## Data shown:

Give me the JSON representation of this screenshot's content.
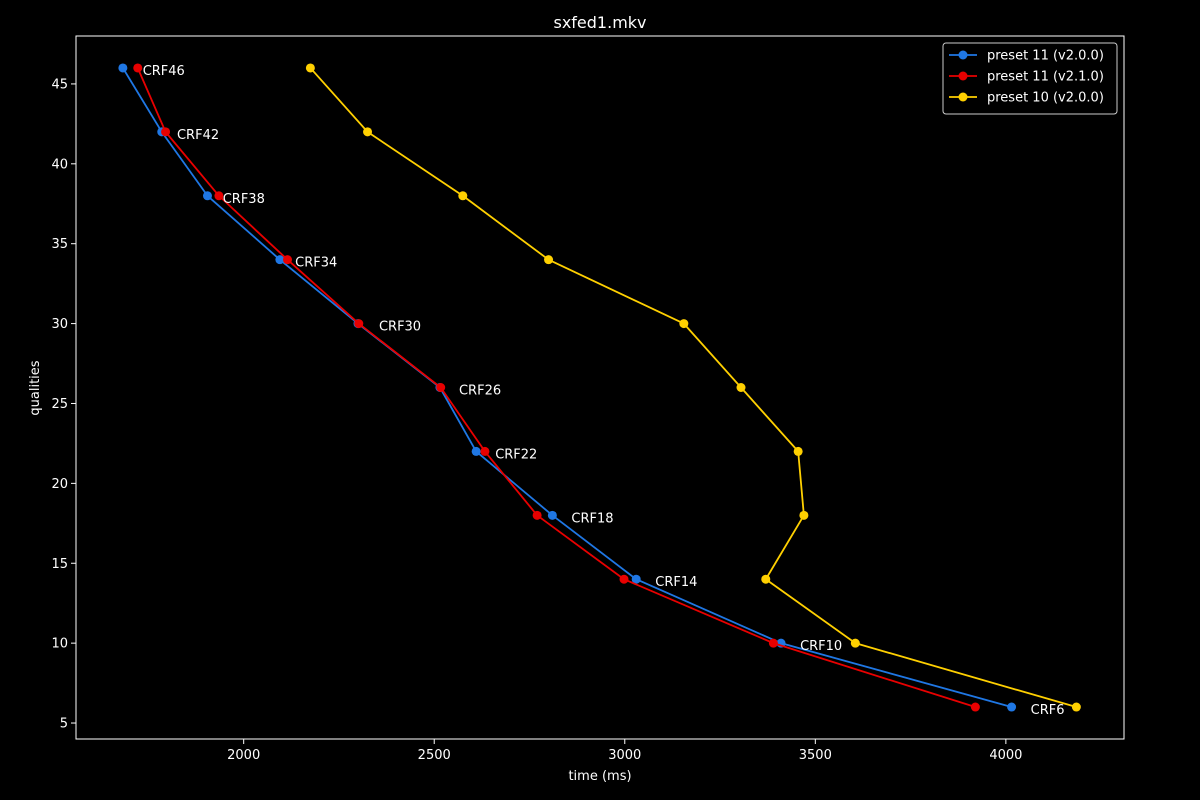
{
  "chart_data": {
    "type": "line",
    "title": "sxfed1.mkv",
    "xlabel": "time (ms)",
    "ylabel": "qualities",
    "xlim": [
      1560,
      4310
    ],
    "ylim": [
      4,
      48
    ],
    "x_ticks": [
      2000,
      2500,
      3000,
      3500,
      4000
    ],
    "y_ticks": [
      5,
      10,
      15,
      20,
      25,
      30,
      35,
      40,
      45
    ],
    "grid": false,
    "legend_position": "top-right",
    "series": [
      {
        "name": "preset 11 (v2.0.0)",
        "color": "#1f77e4",
        "points": [
          {
            "x": 1683,
            "y": 46
          },
          {
            "x": 1785,
            "y": 42
          },
          {
            "x": 1905,
            "y": 38
          },
          {
            "x": 2095,
            "y": 34
          },
          {
            "x": 2300,
            "y": 30
          },
          {
            "x": 2515,
            "y": 26
          },
          {
            "x": 2610,
            "y": 22
          },
          {
            "x": 2810,
            "y": 18
          },
          {
            "x": 3030,
            "y": 14
          },
          {
            "x": 3410,
            "y": 10
          },
          {
            "x": 4015,
            "y": 6
          }
        ]
      },
      {
        "name": "preset 11 (v2.1.0)",
        "color": "#e80000",
        "points": [
          {
            "x": 1722,
            "y": 46
          },
          {
            "x": 1795,
            "y": 42
          },
          {
            "x": 1935,
            "y": 38
          },
          {
            "x": 2115,
            "y": 34
          },
          {
            "x": 2302,
            "y": 30
          },
          {
            "x": 2517,
            "y": 26
          },
          {
            "x": 2633,
            "y": 22
          },
          {
            "x": 2770,
            "y": 18
          },
          {
            "x": 2998,
            "y": 14
          },
          {
            "x": 3390,
            "y": 10
          },
          {
            "x": 3920,
            "y": 6
          }
        ]
      },
      {
        "name": "preset 10 (v2.0.0)",
        "color": "#ffd000",
        "points": [
          {
            "x": 2175,
            "y": 46
          },
          {
            "x": 2325,
            "y": 42
          },
          {
            "x": 2575,
            "y": 38
          },
          {
            "x": 2800,
            "y": 34
          },
          {
            "x": 3155,
            "y": 30
          },
          {
            "x": 3305,
            "y": 26
          },
          {
            "x": 3455,
            "y": 22
          },
          {
            "x": 3470,
            "y": 18
          },
          {
            "x": 3370,
            "y": 14
          },
          {
            "x": 3605,
            "y": 10
          },
          {
            "x": 4185,
            "y": 6
          }
        ]
      }
    ],
    "annotations": [
      {
        "text": "CRF46",
        "x": 1735,
        "y": 46
      },
      {
        "text": "CRF42",
        "x": 1825,
        "y": 42
      },
      {
        "text": "CRF38",
        "x": 1945,
        "y": 38
      },
      {
        "text": "CRF34",
        "x": 2135,
        "y": 34
      },
      {
        "text": "CRF30",
        "x": 2355,
        "y": 30
      },
      {
        "text": "CRF26",
        "x": 2565,
        "y": 26
      },
      {
        "text": "CRF22",
        "x": 2660,
        "y": 22
      },
      {
        "text": "CRF18",
        "x": 2860,
        "y": 18
      },
      {
        "text": "CRF14",
        "x": 3080,
        "y": 14
      },
      {
        "text": "CRF10",
        "x": 3460,
        "y": 10
      },
      {
        "text": "CRF6",
        "x": 4065,
        "y": 6
      }
    ]
  }
}
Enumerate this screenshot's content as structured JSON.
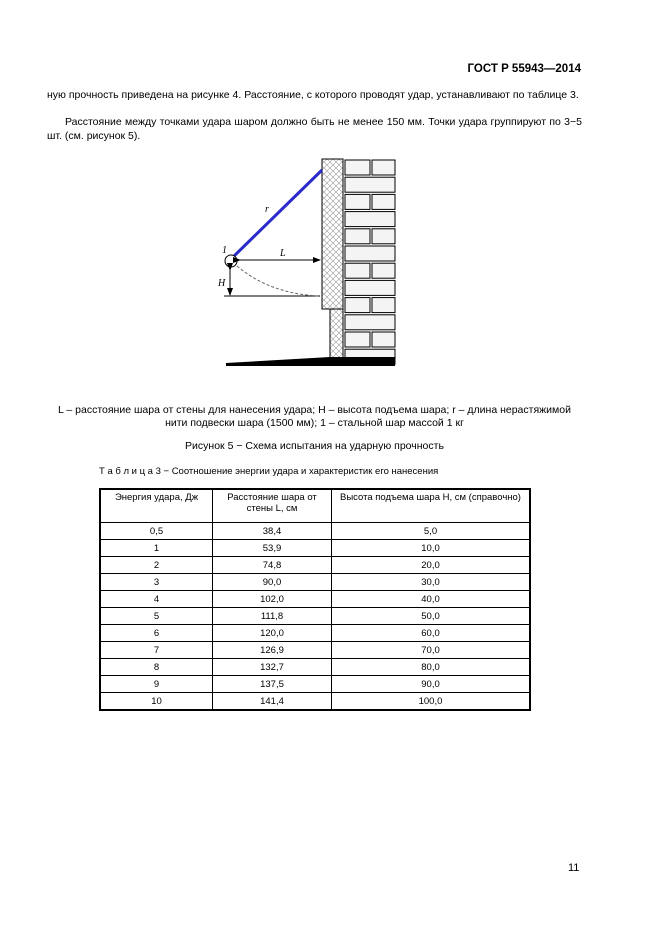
{
  "header": {
    "doc_id": "ГОСТ Р 55943—2014"
  },
  "text": {
    "para1": "ную прочность приведена на рисунке 4. Расстояние, с которого проводят удар, устанавливают по таблице 3.",
    "para2": "Расстояние между точками удара шаром должно быть не менее 150 мм. Точки удара группиру­ют по 3−5 шт. (см. рисунок 5)."
  },
  "figure": {
    "labels": {
      "r": "r",
      "one": "1",
      "L": "L",
      "H": "H"
    },
    "legend": "L – расстояние шара от стены для нанесения удара;  H – высота подъема шара; r – длина нерастяжи­мой нити подвески шара (1500 мм); 1 – стальной шар массой 1 кг",
    "caption": "Рисунок 5 − Схема испытания на ударную прочность",
    "colors": {
      "string": "#2b2bcc"
    }
  },
  "table": {
    "caption": "Т а б л и ц а 3 − Соотношение энергии удара и характеристик его нанесения",
    "headers": [
      "Энергия удара, Дж",
      "Расстояние шара от стены L, см",
      "Высота подъема шара H, см (спра­вочно)"
    ],
    "rows": [
      [
        "0,5",
        "38,4",
        "5,0"
      ],
      [
        "1",
        "53,9",
        "10,0"
      ],
      [
        "2",
        "74,8",
        "20,0"
      ],
      [
        "3",
        "90,0",
        "30,0"
      ],
      [
        "4",
        "102,0",
        "40,0"
      ],
      [
        "5",
        "111,8",
        "50,0"
      ],
      [
        "6",
        "120,0",
        "60,0"
      ],
      [
        "7",
        "126,9",
        "70,0"
      ],
      [
        "8",
        "132,7",
        "80,0"
      ],
      [
        "9",
        "137,5",
        "90,0"
      ],
      [
        "10",
        "141,4",
        "100,0"
      ]
    ]
  },
  "page_number": "11"
}
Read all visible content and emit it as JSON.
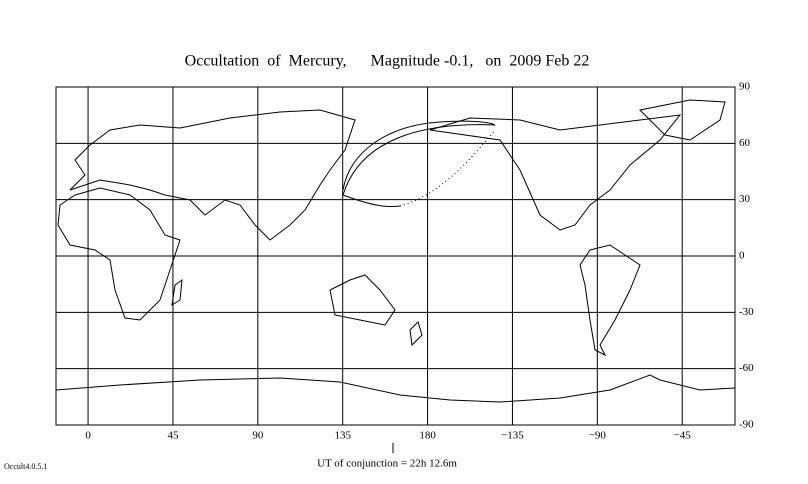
{
  "chart_data": {
    "type": "map",
    "title": "Occultation  of  Mercury,      Magnitude -0.1,   on  2009 Feb 22",
    "annotation": "UT of conjunction = 22h 12.6m",
    "xlim": [
      -17,
      343
    ],
    "xticks": [
      0,
      45,
      90,
      135,
      180,
      {
        "value": 225,
        "label": "−135"
      },
      {
        "value": 270,
        "label": "−90"
      },
      {
        "value": 315,
        "label": "−45"
      }
    ],
    "ylim": [
      -90,
      90
    ],
    "yticks": [
      90,
      60,
      30,
      0,
      -30,
      -60,
      -90
    ],
    "grid": true
  },
  "program_version": "Occult4.0.5.1"
}
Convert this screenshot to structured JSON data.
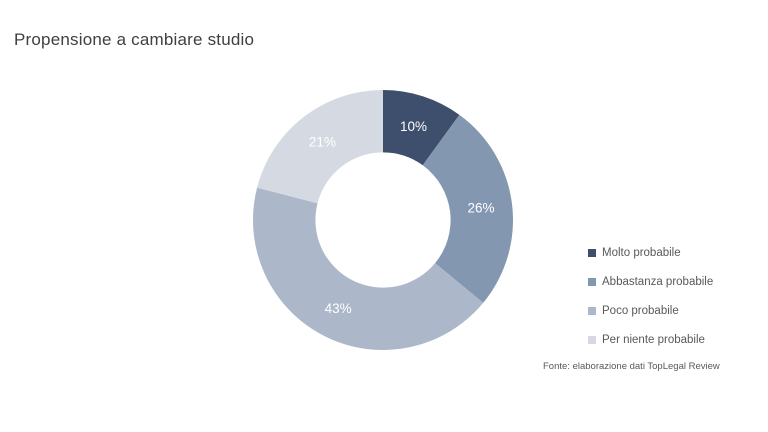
{
  "title": {
    "text": "Propensione a cambiare studio"
  },
  "chart_data": {
    "type": "pie",
    "subtype": "donut",
    "title": "Propensione a cambiare studio",
    "categories": [
      "Molto probabile",
      "Abbastanza probabile",
      "Poco probabile",
      "Per niente probabile"
    ],
    "values": [
      10,
      26,
      43,
      21
    ],
    "data_labels": [
      "10%",
      "26%",
      "43%",
      "21%"
    ],
    "colors": [
      "#3D4F6D",
      "#8497B1",
      "#ACB8C9",
      "#D5DAE2"
    ],
    "unit": "%",
    "start_angle_deg": 0,
    "direction": "clockwise",
    "hole_ratio": 0.52,
    "legend_position": "right",
    "data_label_color": "#FFFFFF"
  },
  "legend": {
    "items": [
      {
        "label": "Molto probabile",
        "color": "#3D4F6D"
      },
      {
        "label": "Abbastanza probabile",
        "color": "#8497B1"
      },
      {
        "label": "Poco probabile",
        "color": "#ACB8C9"
      },
      {
        "label": "Per niente probabile",
        "color": "#D5DAE2"
      }
    ]
  },
  "source": {
    "text": "Fonte: elaborazione dati TopLegal Review"
  },
  "colors": {
    "background": "#FFFFFF",
    "title_text": "#404040",
    "legend_text": "#595959",
    "source_text": "#595959"
  }
}
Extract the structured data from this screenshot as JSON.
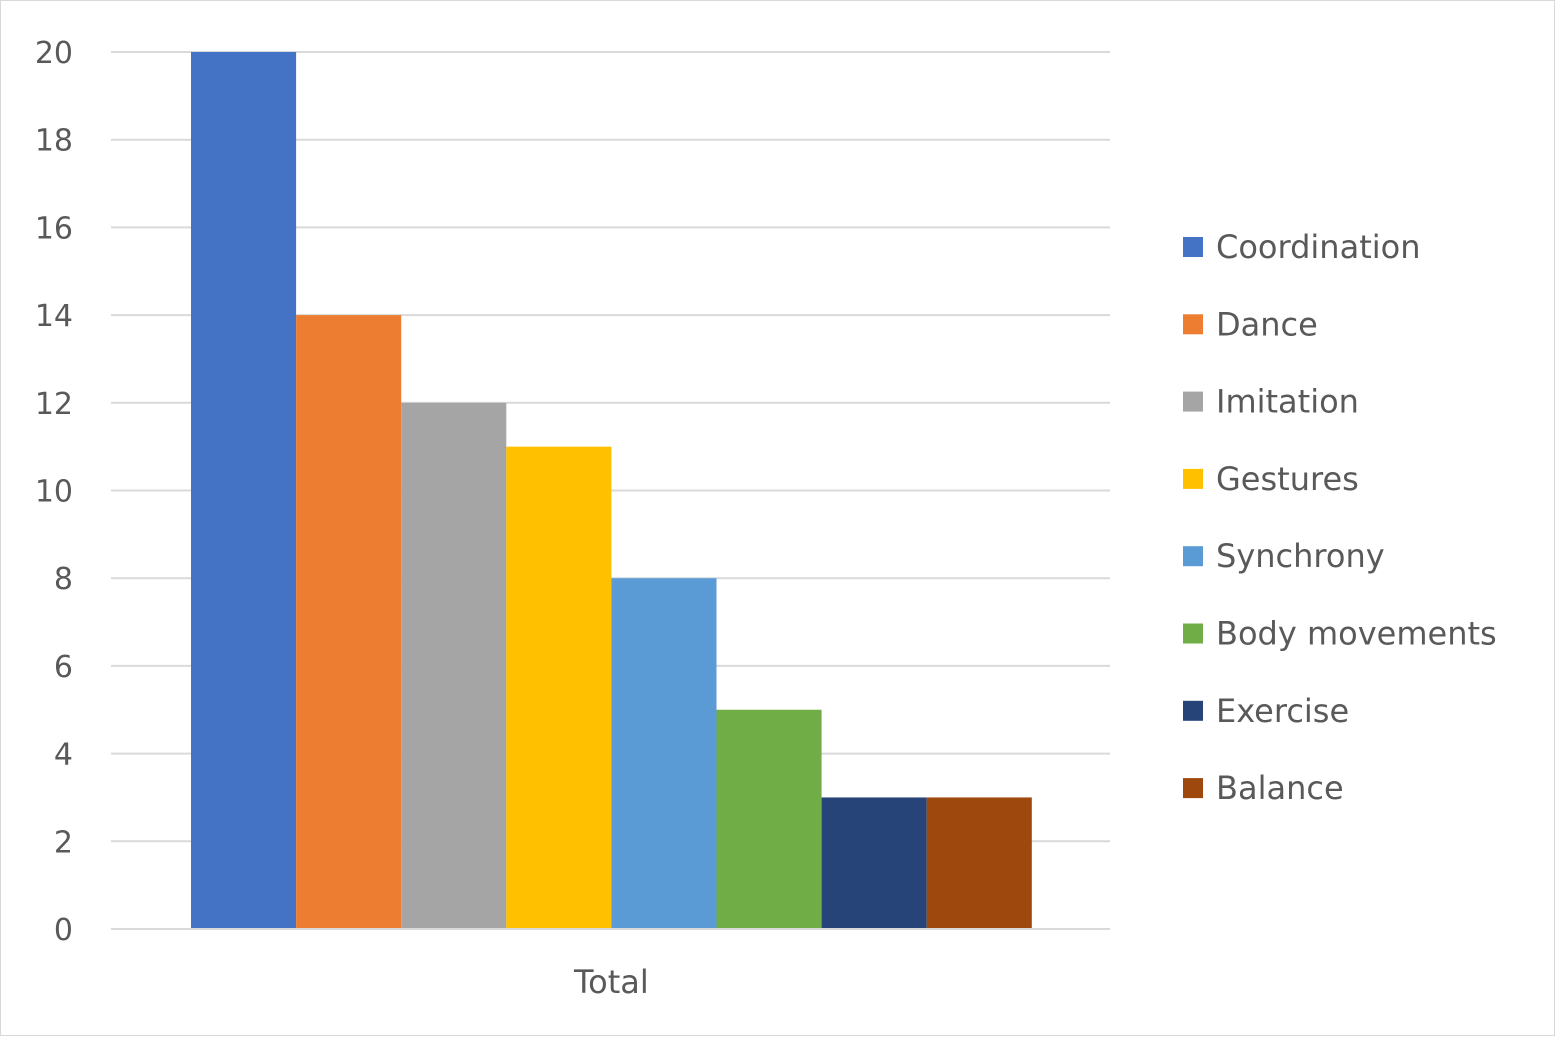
{
  "chart_data": {
    "type": "bar",
    "title": "",
    "xlabel": "",
    "ylabel": "",
    "categories": [
      "Total"
    ],
    "series": [
      {
        "name": "Coordination",
        "color": "#4472C4",
        "values": [
          20
        ]
      },
      {
        "name": "Dance",
        "color": "#ED7D31",
        "values": [
          14
        ]
      },
      {
        "name": "Imitation",
        "color": "#A5A5A5",
        "values": [
          12
        ]
      },
      {
        "name": "Gestures",
        "color": "#FFC000",
        "values": [
          11
        ]
      },
      {
        "name": "Synchrony",
        "color": "#5B9BD5",
        "values": [
          8
        ]
      },
      {
        "name": "Body movements",
        "color": "#70AD47",
        "values": [
          5
        ]
      },
      {
        "name": "Exercise",
        "color": "#264478",
        "values": [
          3
        ]
      },
      {
        "name": "Balance",
        "color": "#9E480E",
        "values": [
          3
        ]
      }
    ],
    "ylim": [
      0,
      20
    ],
    "yticks": [
      "0",
      "2",
      "4",
      "6",
      "8",
      "10",
      "12",
      "14",
      "16",
      "18",
      "20"
    ],
    "grid": true,
    "legend": "right"
  }
}
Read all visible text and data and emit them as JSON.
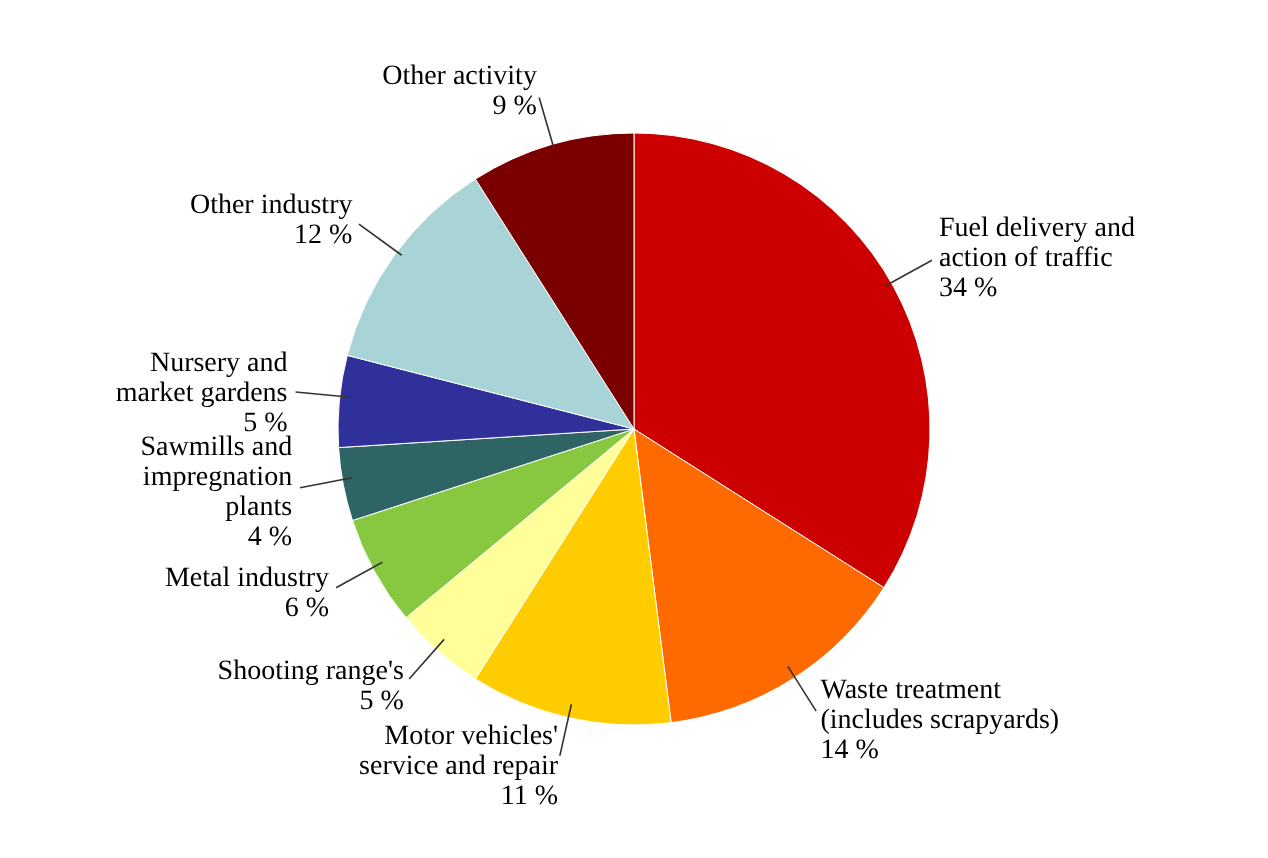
{
  "chart_data": {
    "type": "pie",
    "categories": [
      "Fuel delivery and\naction of traffic",
      "Waste treatment\n(includes scrapyards)",
      "Motor vehicles'\nservice and repair",
      "Shooting range's",
      "Metal industry",
      "Sawmills and\nimpregnation\nplants",
      "Nursery and\nmarket gardens",
      "Other industry",
      "Other activity"
    ],
    "values": [
      34,
      14,
      11,
      5,
      6,
      4,
      5,
      12,
      9
    ],
    "value_labels": [
      "34 %",
      "14 %",
      "11 %",
      "5 %",
      "6 %",
      "4 %",
      "5 %",
      "12 %",
      "9 %"
    ],
    "colors": [
      "#cc0000",
      "#ff6a00",
      "#ffcc00",
      "#ffff99",
      "#88c840",
      "#2e6464",
      "#30309a",
      "#a8d4d8",
      "#7a0000"
    ]
  }
}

## What is needed:
Please retype, exactly and with the pictures left out, the lines from the line containing "Read all visible text" through the last line of the records above.

## Answer below:
Read all visible text and data and emit them as JSON.
{
  "chart_data": {
    "type": "pie",
    "categories": [
      "Fuel delivery and\naction of traffic",
      "Waste treatment\n(includes scrapyards)",
      "Motor vehicles'\nservice and repair",
      "Shooting range's",
      "Metal industry",
      "Sawmills and\nimpregnation\nplants",
      "Nursery and\nmarket gardens",
      "Other industry",
      "Other activity"
    ],
    "values": [
      34,
      14,
      11,
      5,
      6,
      4,
      5,
      12,
      9
    ],
    "value_labels": [
      "34 %",
      "14 %",
      "11 %",
      "5 %",
      "6 %",
      "4 %",
      "5 %",
      "12 %",
      "9 %"
    ],
    "colors": [
      "#cc0000",
      "#ff6a00",
      "#ffcc00",
      "#ffff99",
      "#88c840",
      "#2e6464",
      "#30309a",
      "#a8d4d8",
      "#7a0000"
    ]
  }
}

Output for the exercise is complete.